[GIVEN ENTRIES]
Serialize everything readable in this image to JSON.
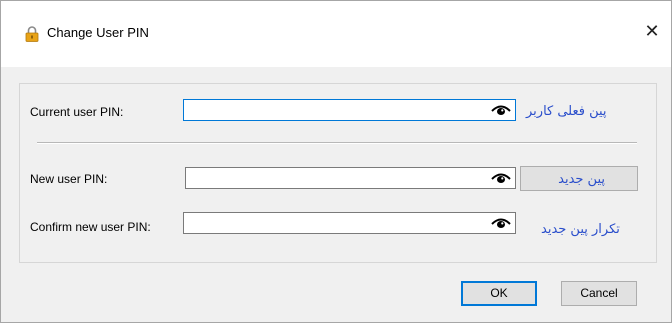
{
  "dialog": {
    "title": "Change User PIN",
    "icon": "lock-icon",
    "close_glyph": "✕"
  },
  "form": {
    "current_pin": {
      "label": "Current user PIN:",
      "value": "",
      "persian_label": "پین فعلی کاربر",
      "reveal_icon": "eye-icon"
    },
    "new_pin": {
      "label": "New user PIN:",
      "value": "",
      "persian_label": "پین جدید",
      "reveal_icon": "eye-icon"
    },
    "confirm_pin": {
      "label": "Confirm new user PIN:",
      "value": "",
      "persian_label": "تکرار پین جدید",
      "reveal_icon": "eye-icon"
    }
  },
  "buttons": {
    "ok": "OK",
    "cancel": "Cancel"
  },
  "colors": {
    "accent": "#0078d7",
    "persian_text": "#2a4ecb",
    "dialog_bg": "#f0f0f0"
  }
}
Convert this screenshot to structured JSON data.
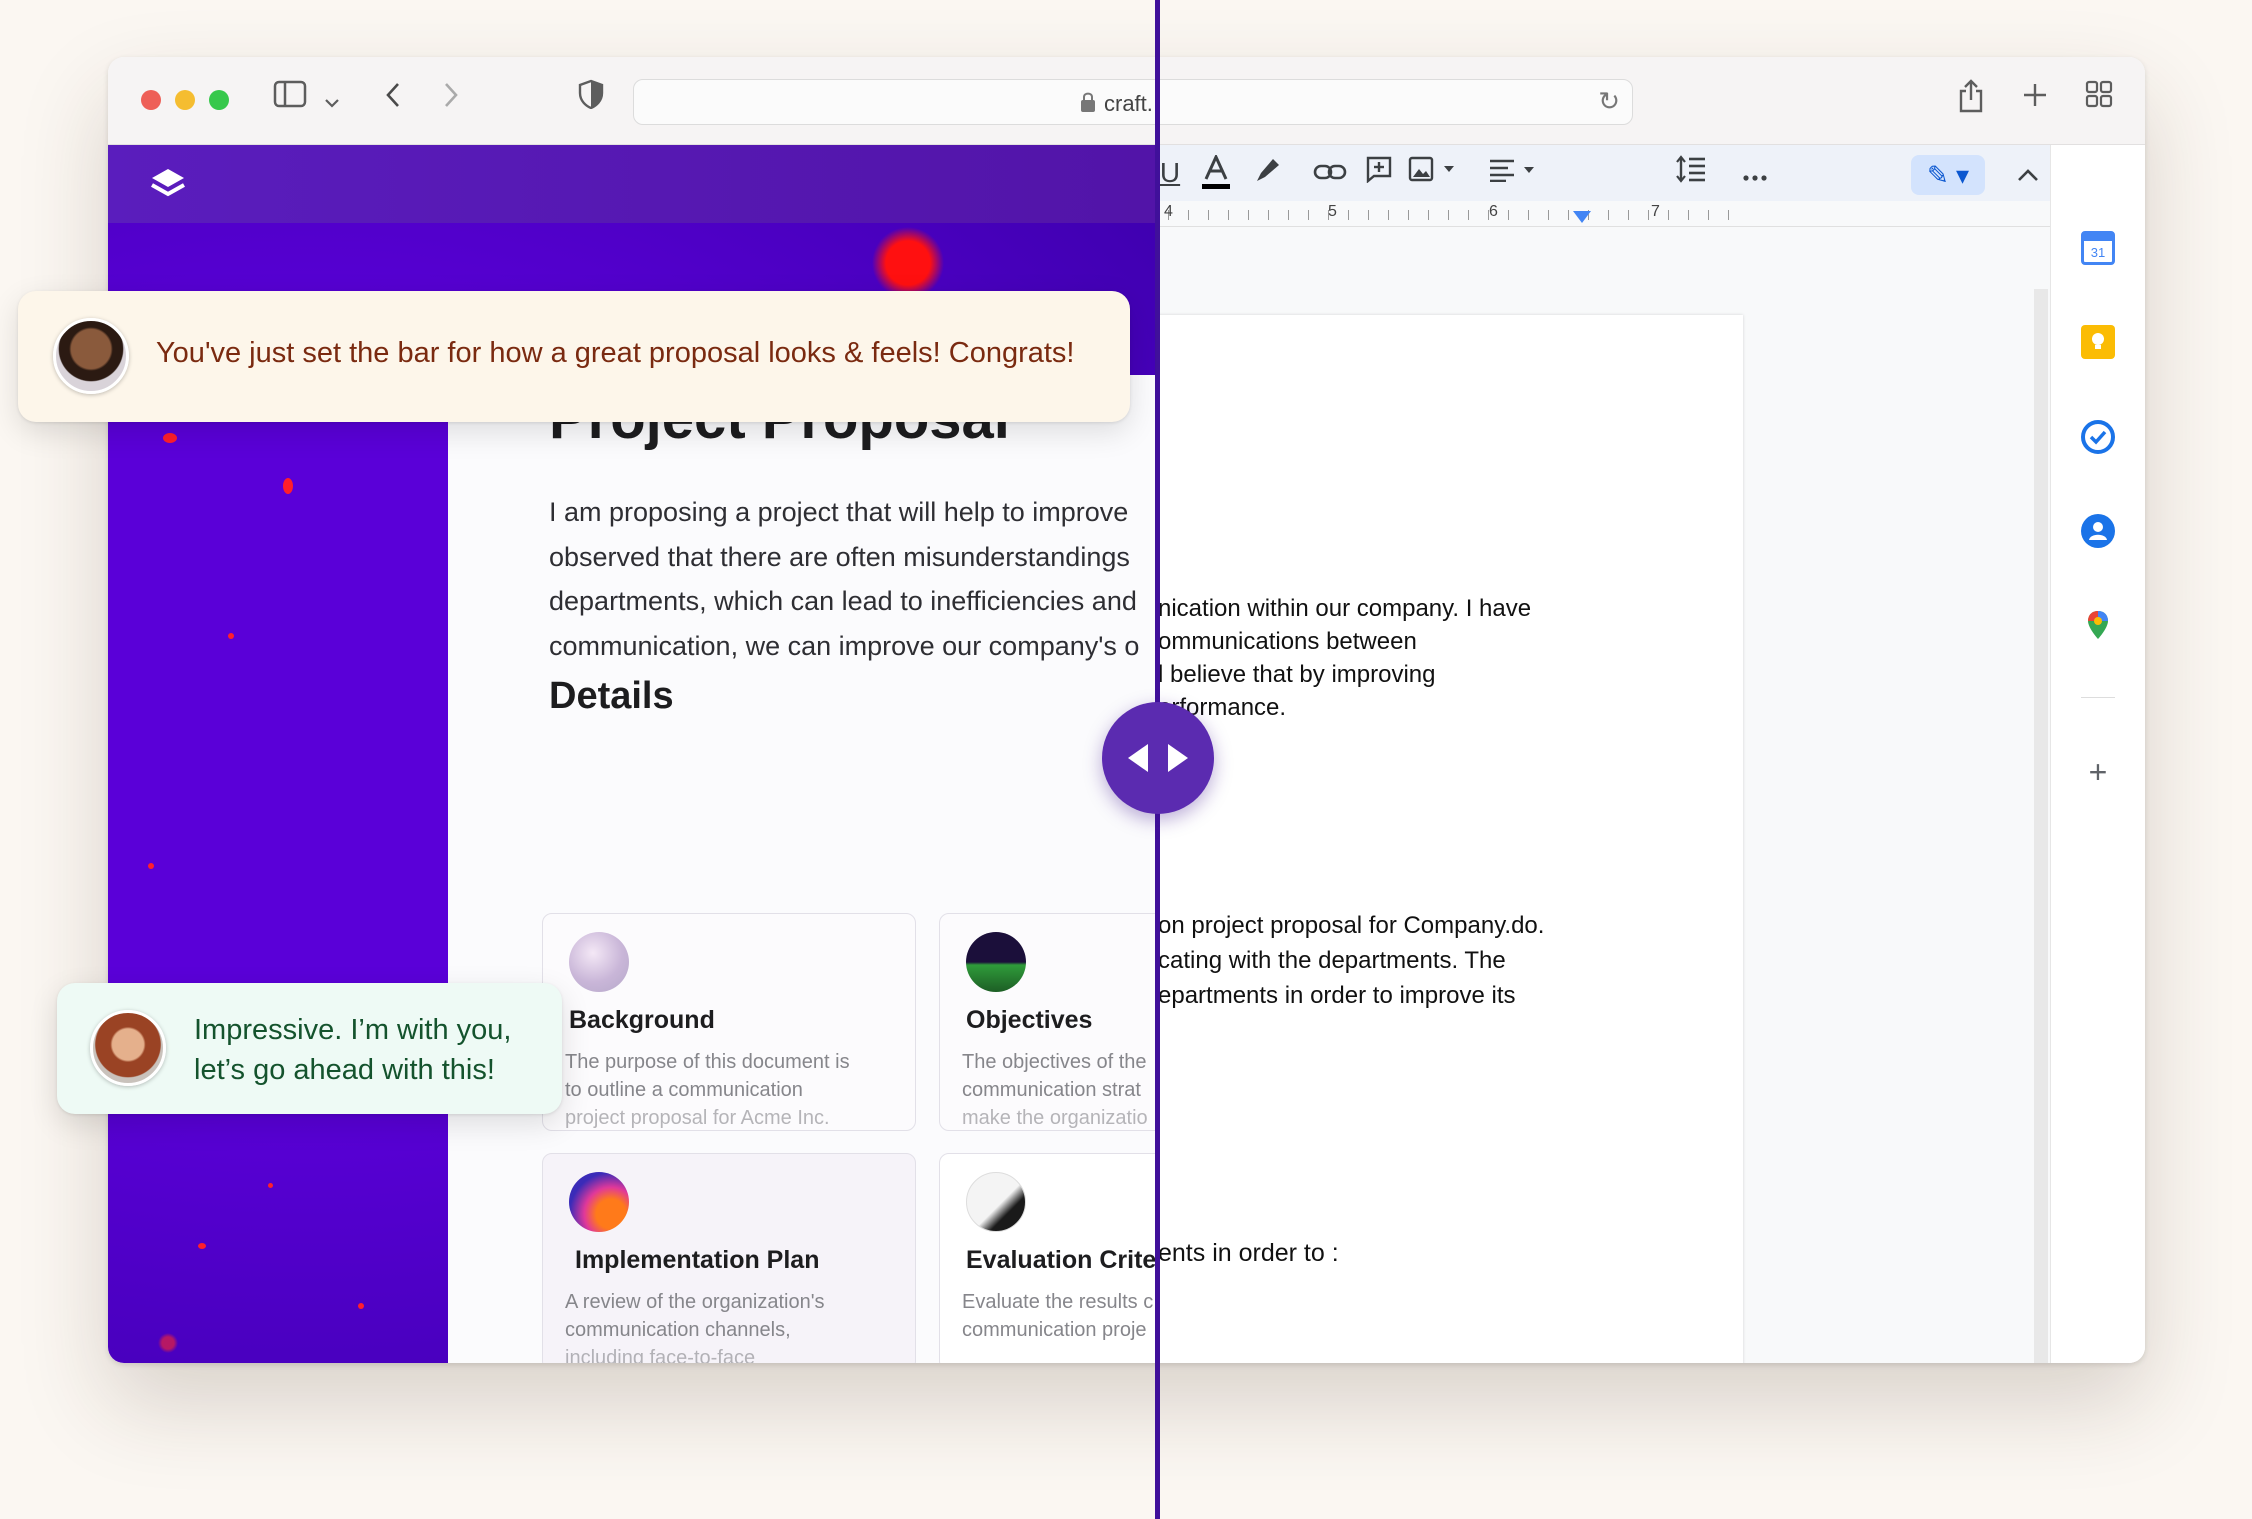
{
  "browser": {
    "url": "craft."
  },
  "craft": {
    "title": "Project Proposal",
    "intro_lines": [
      "I am proposing a project that will help to improve",
      "observed that there are often misunderstandings",
      "departments, which can lead to inefficiencies and",
      "communication, we can improve our company's o"
    ],
    "details_heading": "Details",
    "cards": [
      {
        "title": "Background",
        "desc": [
          "The purpose of this document is",
          "to outline a communication",
          "project proposal for Acme Inc."
        ]
      },
      {
        "title": "Objectives",
        "desc": [
          "The objectives of the",
          "communication strat",
          "make the organizatio"
        ]
      },
      {
        "title": "Implementation Plan",
        "desc": [
          "A review of the organization's",
          "communication channels,",
          "including face-to-face"
        ]
      },
      {
        "title": "Evaluation Criter",
        "desc": [
          "Evaluate the results c",
          "communication proje"
        ]
      }
    ]
  },
  "doc": {
    "ruler_numbers": [
      "4",
      "5",
      "6",
      "7"
    ],
    "para1": [
      "nication within our company. I have",
      "ommunications between",
      "l believe that by improving",
      "erformance."
    ],
    "para2": [
      "on project proposal for Company.do.",
      "cating with the departments. The",
      "epartments in order to improve its"
    ],
    "para3": "ents in order to :"
  },
  "comments": [
    {
      "text": "You've just set the bar for how a great proposal looks & feels! Congrats!"
    },
    {
      "lines": [
        "Impressive. I’m with you,",
        "let’s go ahead with this!"
      ]
    }
  ],
  "colors": {
    "accent_purple": "#5214a8",
    "divider": "#40109a",
    "handle": "#5b2bb0"
  },
  "icons": [
    "sidebar-icon",
    "chevron-down-icon",
    "back-icon",
    "forward-icon",
    "shield-icon",
    "lock-icon",
    "reload-icon",
    "share-icon",
    "new-tab-icon",
    "tab-overview-icon",
    "underline-icon",
    "text-color-icon",
    "highlight-icon",
    "link-icon",
    "comment-icon",
    "image-icon",
    "align-icon",
    "line-spacing-icon",
    "more-icon",
    "pen-icon",
    "collapse-icon",
    "calendar-icon",
    "keep-icon",
    "tasks-icon",
    "contacts-icon",
    "maps-icon",
    "add-icon"
  ]
}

[REQUIRED TASK] Go through the entries above and pull out each line with "that" in it.

[COMPLETED TASK]
      "I am proposing a project that will help to improve",
      "observed that there are often misunderstandings",
      "l believe that by improving",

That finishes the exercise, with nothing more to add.